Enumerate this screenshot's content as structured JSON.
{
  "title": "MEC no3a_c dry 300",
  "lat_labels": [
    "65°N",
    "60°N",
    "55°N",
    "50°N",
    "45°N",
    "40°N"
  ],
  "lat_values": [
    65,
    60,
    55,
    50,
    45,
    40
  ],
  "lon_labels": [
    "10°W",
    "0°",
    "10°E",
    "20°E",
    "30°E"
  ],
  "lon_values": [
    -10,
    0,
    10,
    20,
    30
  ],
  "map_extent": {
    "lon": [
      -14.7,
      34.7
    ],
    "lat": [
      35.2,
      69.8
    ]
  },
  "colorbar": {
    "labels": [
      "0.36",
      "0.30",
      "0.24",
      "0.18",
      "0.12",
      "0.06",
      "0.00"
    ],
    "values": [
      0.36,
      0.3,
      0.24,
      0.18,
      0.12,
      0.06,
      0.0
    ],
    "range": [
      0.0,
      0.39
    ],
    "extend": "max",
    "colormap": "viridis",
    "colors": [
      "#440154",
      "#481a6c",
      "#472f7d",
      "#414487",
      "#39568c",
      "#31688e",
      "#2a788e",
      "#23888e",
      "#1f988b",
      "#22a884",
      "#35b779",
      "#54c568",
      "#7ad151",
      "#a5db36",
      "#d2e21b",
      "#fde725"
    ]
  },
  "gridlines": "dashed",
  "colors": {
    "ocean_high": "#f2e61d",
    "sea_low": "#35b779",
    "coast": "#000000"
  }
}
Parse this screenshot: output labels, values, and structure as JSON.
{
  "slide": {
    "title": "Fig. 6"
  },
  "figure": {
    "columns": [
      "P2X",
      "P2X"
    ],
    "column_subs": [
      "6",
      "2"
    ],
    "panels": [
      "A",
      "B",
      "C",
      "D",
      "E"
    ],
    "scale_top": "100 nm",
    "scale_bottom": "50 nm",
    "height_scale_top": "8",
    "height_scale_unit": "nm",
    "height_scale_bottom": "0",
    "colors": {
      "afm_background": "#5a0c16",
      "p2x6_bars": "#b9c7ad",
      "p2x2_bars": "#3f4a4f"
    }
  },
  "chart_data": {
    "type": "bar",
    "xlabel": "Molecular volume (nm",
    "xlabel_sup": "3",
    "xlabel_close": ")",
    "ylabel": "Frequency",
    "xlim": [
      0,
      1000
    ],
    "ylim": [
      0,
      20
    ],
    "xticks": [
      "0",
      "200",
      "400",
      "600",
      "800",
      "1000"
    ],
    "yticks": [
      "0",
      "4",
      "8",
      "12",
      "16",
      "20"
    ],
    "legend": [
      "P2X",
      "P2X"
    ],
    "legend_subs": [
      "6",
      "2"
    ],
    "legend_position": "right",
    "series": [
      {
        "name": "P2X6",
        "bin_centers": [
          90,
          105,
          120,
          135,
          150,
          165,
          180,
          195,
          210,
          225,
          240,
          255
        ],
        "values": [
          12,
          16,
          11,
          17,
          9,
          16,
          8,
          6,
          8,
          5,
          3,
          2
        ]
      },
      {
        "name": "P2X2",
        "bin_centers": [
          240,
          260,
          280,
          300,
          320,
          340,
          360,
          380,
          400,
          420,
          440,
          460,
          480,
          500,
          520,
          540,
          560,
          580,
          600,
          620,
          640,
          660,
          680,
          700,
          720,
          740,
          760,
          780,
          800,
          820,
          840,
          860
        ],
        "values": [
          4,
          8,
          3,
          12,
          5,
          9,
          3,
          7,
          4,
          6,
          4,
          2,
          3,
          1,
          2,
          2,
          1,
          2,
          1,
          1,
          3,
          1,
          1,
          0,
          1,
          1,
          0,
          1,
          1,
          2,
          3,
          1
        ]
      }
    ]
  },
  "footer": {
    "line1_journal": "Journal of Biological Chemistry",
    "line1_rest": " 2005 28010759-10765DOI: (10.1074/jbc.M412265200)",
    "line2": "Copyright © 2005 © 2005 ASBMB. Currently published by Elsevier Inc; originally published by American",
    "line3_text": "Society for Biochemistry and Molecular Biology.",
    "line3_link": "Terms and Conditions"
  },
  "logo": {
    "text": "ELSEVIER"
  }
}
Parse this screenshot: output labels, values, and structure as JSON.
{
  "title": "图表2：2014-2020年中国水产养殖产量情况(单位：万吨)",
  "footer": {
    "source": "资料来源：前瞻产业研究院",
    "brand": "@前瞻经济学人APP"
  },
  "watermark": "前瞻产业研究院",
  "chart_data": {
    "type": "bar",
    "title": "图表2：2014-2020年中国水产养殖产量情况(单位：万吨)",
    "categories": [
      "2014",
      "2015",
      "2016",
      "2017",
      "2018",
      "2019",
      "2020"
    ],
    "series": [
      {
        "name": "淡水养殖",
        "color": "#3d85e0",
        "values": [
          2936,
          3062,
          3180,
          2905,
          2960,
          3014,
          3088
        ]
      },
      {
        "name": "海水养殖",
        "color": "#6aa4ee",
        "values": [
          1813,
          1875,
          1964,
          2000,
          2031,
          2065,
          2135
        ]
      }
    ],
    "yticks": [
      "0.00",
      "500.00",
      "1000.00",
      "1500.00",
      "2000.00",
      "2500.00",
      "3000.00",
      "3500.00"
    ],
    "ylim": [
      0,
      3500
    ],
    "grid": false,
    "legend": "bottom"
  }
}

*-*-*

Goal
Every entry must be quoted exactly as it appears above.

Answer below
Enumerate this screenshot's content as structured JSON.
{
  "title": "MEC no3a_c dry 300",
  "lat_labels": [
    "65°N",
    "60°N",
    "55°N",
    "50°N",
    "45°N",
    "40°N"
  ],
  "lat_values": [
    65,
    60,
    55,
    50,
    45,
    40
  ],
  "lon_labels": [
    "10°W",
    "0°",
    "10°E",
    "20°E",
    "30°E"
  ],
  "lon_values": [
    -10,
    0,
    10,
    20,
    30
  ],
  "map_extent": {
    "lon": [
      -14.7,
      34.7
    ],
    "lat": [
      35.2,
      69.8
    ]
  },
  "colorbar": {
    "labels": [
      "0.36",
      "0.30",
      "0.24",
      "0.18",
      "0.12",
      "0.06",
      "0.00"
    ],
    "values": [
      0.36,
      0.3,
      0.24,
      0.18,
      0.12,
      0.06,
      0.0
    ],
    "range": [
      0.0,
      0.39
    ],
    "extend": "max",
    "colormap": "viridis",
    "colors": [
      "#440154",
      "#481a6c",
      "#472f7d",
      "#414487",
      "#39568c",
      "#31688e",
      "#2a788e",
      "#23888e",
      "#1f988b",
      "#22a884",
      "#35b779",
      "#54c568",
      "#7ad151",
      "#a5db36",
      "#d2e21b",
      "#fde725"
    ]
  },
  "gridlines": "dashed",
  "colors": {
    "ocean_high": "#f2e61d",
    "sea_low": "#35b779",
    "coast": "#000000"
  }
}
Parse this screenshot: output labels, values, and structure as JSON.
{
  "slide": {
    "title": "Fig. 6"
  },
  "figure": {
    "columns": [
      "P2X",
      "P2X"
    ],
    "column_subs": [
      "6",
      "2"
    ],
    "panels": [
      "A",
      "B",
      "C",
      "D",
      "E"
    ],
    "scale_top": "100 nm",
    "scale_bottom": "50 nm",
    "height_scale_top": "8",
    "height_scale_unit": "nm",
    "height_scale_bottom": "0",
    "colors": {
      "afm_background": "#5a0c16",
      "p2x6_bars": "#b9c7ad",
      "p2x2_bars": "#3f4a4f"
    }
  },
  "chart_data": {
    "type": "bar",
    "xlabel": "Molecular volume (nm",
    "xlabel_sup": "3",
    "xlabel_close": ")",
    "ylabel": "Frequency",
    "xlim": [
      0,
      1000
    ],
    "ylim": [
      0,
      20
    ],
    "xticks": [
      "0",
      "200",
      "400",
      "600",
      "800",
      "1000"
    ],
    "yticks": [
      "0",
      "4",
      "8",
      "12",
      "16",
      "20"
    ],
    "legend": [
      "P2X",
      "P2X"
    ],
    "legend_subs": [
      "6",
      "2"
    ],
    "legend_position": "right",
    "series": [
      {
        "name": "P2X6",
        "bin_centers": [
          90,
          105,
          120,
          135,
          150,
          165,
          180,
          195,
          210,
          225,
          240,
          255
        ],
        "values": [
          12,
          16,
          11,
          17,
          9,
          16,
          8,
          6,
          8,
          5,
          3,
          2
        ]
      },
      {
        "name": "P2X2",
        "bin_centers": [
          240,
          260,
          280,
          300,
          320,
          340,
          360,
          380,
          400,
          420,
          440,
          460,
          480,
          500,
          520,
          540,
          560,
          580,
          600,
          620,
          640,
          660,
          680,
          700,
          720,
          740,
          760,
          780,
          800,
          820,
          840,
          860
        ],
        "values": [
          4,
          8,
          3,
          12,
          5,
          9,
          3,
          7,
          4,
          6,
          4,
          2,
          3,
          1,
          2,
          2,
          1,
          2,
          1,
          1,
          3,
          1,
          1,
          0,
          1,
          1,
          0,
          1,
          1,
          2,
          3,
          1
        ]
      }
    ]
  },
  "footer": {
    "line1_journal": "Journal of Biological Chemistry",
    "line1_rest": " 2005 28010759-10765DOI: (10.1074/jbc.M412265200)",
    "line2": "Copyright © 2005 © 2005 ASBMB. Currently published by Elsevier Inc; originally published by American",
    "line3_text": "Society for Biochemistry and Molecular Biology.",
    "line3_link": "Terms and Conditions"
  },
  "logo": {
    "text": "ELSEVIER"
  }
}
Parse this screenshot: output labels, values, and structure as JSON.
{
  "title": "图表2：2014-2020年中国水产养殖产量情况(单位：万吨)",
  "footer": {
    "source": "资料来源：前瞻产业研究院",
    "brand": "@前瞻经济学人APP"
  },
  "watermark": "前瞻产业研究院",
  "chart_data": {
    "type": "bar",
    "title": "图表2：2014-2020年中国水产养殖产量情况(单位：万吨)",
    "categories": [
      "2014",
      "2015",
      "2016",
      "2017",
      "2018",
      "2019",
      "2020"
    ],
    "series": [
      {
        "name": "淡水养殖",
        "color": "#3d85e0",
        "values": [
          2936,
          3062,
          3180,
          2905,
          2960,
          3014,
          3088
        ]
      },
      {
        "name": "海水养殖",
        "color": "#6aa4ee",
        "values": [
          1813,
          1875,
          1964,
          2000,
          2031,
          2065,
          2135
        ]
      }
    ],
    "yticks": [
      "0.00",
      "500.00",
      "1000.00",
      "1500.00",
      "2000.00",
      "2500.00",
      "3000.00",
      "3500.00"
    ],
    "ylim": [
      0,
      3500
    ],
    "grid": false,
    "legend": "bottom"
  }
}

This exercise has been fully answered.